>>>
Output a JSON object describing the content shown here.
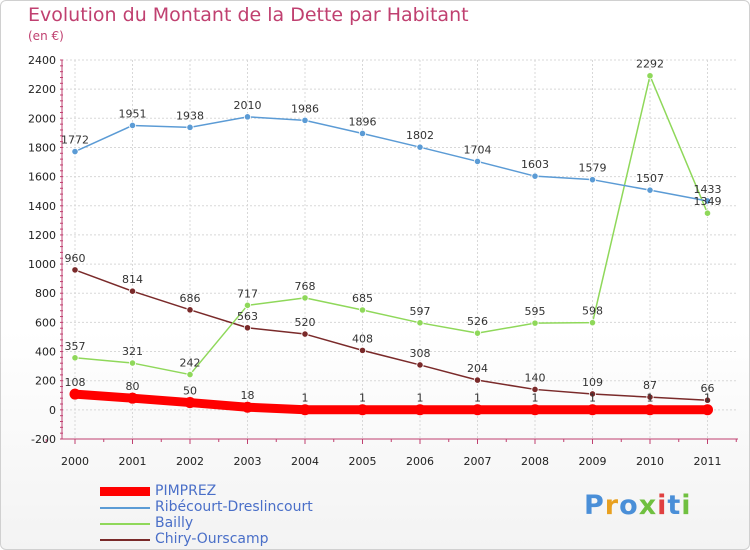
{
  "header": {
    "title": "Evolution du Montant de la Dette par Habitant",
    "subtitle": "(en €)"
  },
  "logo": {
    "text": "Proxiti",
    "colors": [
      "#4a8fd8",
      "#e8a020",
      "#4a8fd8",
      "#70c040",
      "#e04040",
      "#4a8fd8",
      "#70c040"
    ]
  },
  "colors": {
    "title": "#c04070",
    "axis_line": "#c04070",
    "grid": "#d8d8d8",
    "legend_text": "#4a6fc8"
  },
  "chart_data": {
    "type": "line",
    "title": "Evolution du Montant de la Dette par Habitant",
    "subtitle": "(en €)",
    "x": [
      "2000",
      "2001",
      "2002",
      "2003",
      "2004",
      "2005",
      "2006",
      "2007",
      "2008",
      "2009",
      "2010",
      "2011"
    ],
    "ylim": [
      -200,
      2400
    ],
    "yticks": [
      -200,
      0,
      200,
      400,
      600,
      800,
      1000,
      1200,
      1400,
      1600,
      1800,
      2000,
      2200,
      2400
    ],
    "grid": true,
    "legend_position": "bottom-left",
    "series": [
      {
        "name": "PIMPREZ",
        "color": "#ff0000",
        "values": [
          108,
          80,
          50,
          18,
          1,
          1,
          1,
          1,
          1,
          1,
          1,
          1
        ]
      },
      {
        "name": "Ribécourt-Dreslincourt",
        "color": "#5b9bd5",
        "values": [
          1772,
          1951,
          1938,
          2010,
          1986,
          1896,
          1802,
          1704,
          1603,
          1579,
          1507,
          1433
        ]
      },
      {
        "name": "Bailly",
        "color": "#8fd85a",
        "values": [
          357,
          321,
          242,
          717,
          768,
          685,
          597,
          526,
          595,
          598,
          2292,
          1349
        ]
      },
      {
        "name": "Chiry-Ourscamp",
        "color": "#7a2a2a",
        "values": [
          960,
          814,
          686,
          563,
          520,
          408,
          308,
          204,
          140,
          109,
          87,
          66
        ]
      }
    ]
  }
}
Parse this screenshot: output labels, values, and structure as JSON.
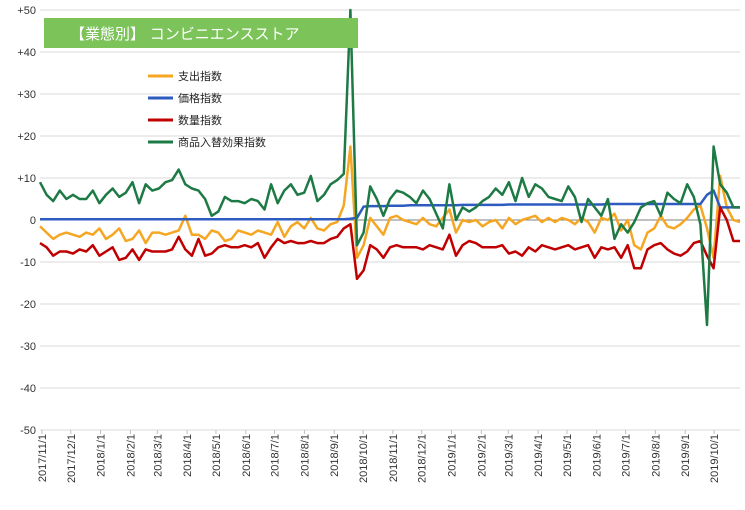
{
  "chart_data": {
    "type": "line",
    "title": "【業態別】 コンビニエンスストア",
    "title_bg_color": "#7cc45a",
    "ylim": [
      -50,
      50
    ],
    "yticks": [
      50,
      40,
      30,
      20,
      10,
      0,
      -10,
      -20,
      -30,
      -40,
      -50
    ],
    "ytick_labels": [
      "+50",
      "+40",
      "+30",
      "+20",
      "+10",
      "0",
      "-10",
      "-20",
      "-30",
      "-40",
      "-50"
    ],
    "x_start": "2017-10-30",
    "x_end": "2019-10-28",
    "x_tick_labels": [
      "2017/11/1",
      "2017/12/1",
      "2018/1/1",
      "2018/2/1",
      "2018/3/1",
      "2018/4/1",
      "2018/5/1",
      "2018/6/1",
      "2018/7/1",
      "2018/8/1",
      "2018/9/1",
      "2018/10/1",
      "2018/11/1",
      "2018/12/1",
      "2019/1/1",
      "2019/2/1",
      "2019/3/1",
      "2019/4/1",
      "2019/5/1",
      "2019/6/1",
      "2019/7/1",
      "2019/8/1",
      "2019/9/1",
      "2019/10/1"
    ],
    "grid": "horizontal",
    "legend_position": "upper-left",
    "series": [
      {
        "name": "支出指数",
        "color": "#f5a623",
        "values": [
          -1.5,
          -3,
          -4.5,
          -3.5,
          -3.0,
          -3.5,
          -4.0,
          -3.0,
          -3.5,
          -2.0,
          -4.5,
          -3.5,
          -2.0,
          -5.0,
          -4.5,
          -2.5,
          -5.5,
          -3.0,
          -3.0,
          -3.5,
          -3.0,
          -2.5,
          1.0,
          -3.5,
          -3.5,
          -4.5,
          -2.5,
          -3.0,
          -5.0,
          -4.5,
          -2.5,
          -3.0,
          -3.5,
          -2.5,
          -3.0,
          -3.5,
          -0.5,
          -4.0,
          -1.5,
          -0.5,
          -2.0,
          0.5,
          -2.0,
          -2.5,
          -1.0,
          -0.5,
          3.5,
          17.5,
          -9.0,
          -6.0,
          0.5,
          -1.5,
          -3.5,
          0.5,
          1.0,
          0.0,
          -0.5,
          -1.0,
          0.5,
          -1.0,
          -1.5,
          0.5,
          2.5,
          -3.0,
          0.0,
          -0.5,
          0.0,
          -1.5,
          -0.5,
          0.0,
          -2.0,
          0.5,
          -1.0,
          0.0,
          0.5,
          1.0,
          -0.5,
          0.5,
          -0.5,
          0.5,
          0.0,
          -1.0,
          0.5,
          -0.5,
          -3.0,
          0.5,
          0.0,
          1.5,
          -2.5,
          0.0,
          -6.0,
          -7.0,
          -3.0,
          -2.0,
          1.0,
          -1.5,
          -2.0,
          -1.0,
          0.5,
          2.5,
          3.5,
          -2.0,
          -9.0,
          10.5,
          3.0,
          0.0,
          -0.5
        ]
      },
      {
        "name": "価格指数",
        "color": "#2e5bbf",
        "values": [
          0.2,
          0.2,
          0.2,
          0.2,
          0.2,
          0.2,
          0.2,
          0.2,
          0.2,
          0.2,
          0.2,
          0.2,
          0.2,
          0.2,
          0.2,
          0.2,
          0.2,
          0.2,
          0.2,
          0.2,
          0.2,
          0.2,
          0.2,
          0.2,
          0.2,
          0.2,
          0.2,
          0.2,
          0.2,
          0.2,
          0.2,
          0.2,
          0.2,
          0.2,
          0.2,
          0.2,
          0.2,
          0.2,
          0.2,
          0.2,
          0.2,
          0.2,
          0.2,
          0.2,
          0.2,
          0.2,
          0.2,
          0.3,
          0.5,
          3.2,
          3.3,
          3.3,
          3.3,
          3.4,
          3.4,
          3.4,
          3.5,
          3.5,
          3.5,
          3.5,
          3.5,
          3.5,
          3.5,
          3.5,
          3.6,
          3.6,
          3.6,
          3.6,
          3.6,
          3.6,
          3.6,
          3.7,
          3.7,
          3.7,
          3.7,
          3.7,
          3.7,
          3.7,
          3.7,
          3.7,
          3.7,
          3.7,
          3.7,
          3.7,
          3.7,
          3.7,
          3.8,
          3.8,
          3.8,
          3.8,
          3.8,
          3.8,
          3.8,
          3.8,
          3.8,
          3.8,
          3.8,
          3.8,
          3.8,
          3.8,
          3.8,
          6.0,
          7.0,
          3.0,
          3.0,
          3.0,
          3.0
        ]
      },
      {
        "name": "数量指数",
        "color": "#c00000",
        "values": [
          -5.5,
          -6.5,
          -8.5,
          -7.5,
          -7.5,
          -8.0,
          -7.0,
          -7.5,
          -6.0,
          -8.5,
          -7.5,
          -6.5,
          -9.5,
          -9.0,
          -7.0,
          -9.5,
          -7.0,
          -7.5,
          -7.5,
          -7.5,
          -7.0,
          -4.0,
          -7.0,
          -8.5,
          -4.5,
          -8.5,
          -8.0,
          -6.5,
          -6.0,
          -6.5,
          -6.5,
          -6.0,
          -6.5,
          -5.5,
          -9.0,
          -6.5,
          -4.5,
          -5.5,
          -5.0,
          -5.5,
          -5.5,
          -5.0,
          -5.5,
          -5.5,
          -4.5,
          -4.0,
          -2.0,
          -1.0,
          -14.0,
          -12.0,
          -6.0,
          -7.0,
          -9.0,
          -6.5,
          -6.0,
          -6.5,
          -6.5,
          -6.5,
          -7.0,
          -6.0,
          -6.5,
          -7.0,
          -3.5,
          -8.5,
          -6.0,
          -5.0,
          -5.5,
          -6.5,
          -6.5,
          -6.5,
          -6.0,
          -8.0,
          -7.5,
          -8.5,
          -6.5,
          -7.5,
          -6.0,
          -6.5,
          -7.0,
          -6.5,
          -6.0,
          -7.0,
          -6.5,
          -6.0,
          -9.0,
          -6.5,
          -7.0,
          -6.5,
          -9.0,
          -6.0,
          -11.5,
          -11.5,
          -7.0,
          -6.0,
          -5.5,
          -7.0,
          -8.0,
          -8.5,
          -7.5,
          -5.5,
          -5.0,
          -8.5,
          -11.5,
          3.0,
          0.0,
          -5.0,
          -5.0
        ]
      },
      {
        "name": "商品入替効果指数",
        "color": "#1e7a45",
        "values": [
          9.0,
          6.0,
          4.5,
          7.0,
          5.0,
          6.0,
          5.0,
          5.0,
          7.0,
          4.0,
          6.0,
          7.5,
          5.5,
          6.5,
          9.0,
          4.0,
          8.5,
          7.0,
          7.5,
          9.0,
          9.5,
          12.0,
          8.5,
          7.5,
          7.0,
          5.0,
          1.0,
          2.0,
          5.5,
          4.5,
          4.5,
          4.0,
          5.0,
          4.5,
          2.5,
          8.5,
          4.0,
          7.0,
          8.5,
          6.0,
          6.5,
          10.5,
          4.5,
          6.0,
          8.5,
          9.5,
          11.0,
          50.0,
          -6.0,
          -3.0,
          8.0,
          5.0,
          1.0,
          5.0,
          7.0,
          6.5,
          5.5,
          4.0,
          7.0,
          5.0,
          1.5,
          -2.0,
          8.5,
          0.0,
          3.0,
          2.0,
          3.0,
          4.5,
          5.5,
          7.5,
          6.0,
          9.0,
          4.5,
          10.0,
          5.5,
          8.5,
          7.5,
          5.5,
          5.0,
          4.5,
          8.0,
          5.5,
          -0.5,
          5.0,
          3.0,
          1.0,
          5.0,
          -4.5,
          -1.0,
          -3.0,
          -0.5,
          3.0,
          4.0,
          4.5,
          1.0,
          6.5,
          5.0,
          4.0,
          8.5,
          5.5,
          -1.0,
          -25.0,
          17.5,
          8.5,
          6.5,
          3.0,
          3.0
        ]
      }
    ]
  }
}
<<<
>>>
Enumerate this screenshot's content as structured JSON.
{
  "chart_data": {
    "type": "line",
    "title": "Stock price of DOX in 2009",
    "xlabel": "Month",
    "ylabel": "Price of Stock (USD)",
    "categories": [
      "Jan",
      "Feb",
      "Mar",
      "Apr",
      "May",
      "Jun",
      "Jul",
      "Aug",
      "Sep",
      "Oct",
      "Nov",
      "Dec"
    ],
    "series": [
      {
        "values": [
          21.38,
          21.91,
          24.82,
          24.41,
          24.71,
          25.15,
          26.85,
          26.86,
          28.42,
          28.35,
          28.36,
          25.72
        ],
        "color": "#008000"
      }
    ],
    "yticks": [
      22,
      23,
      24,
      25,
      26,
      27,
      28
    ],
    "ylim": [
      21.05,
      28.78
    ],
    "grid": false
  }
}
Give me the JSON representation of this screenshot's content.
<<<
Copy the records above exactly, beginning at the line that contains "Enumerate this screenshot's" and stopping after the line that contains "Give me the".

Enumerate this screenshot's content as structured JSON.
{
  "chart_data": {
    "type": "line",
    "title": "Stock price of DOX in 2009",
    "xlabel": "Month",
    "ylabel": "Price of Stock (USD)",
    "categories": [
      "Jan",
      "Feb",
      "Mar",
      "Apr",
      "May",
      "Jun",
      "Jul",
      "Aug",
      "Sep",
      "Oct",
      "Nov",
      "Dec"
    ],
    "series": [
      {
        "values": [
          21.38,
          21.91,
          24.82,
          24.41,
          24.71,
          25.15,
          26.85,
          26.86,
          28.42,
          28.35,
          28.36,
          25.72
        ],
        "color": "#008000"
      }
    ],
    "yticks": [
      22,
      23,
      24,
      25,
      26,
      27,
      28
    ],
    "ylim": [
      21.05,
      28.78
    ],
    "grid": false
  }
}
Give me the JSON representation of this screenshot's content.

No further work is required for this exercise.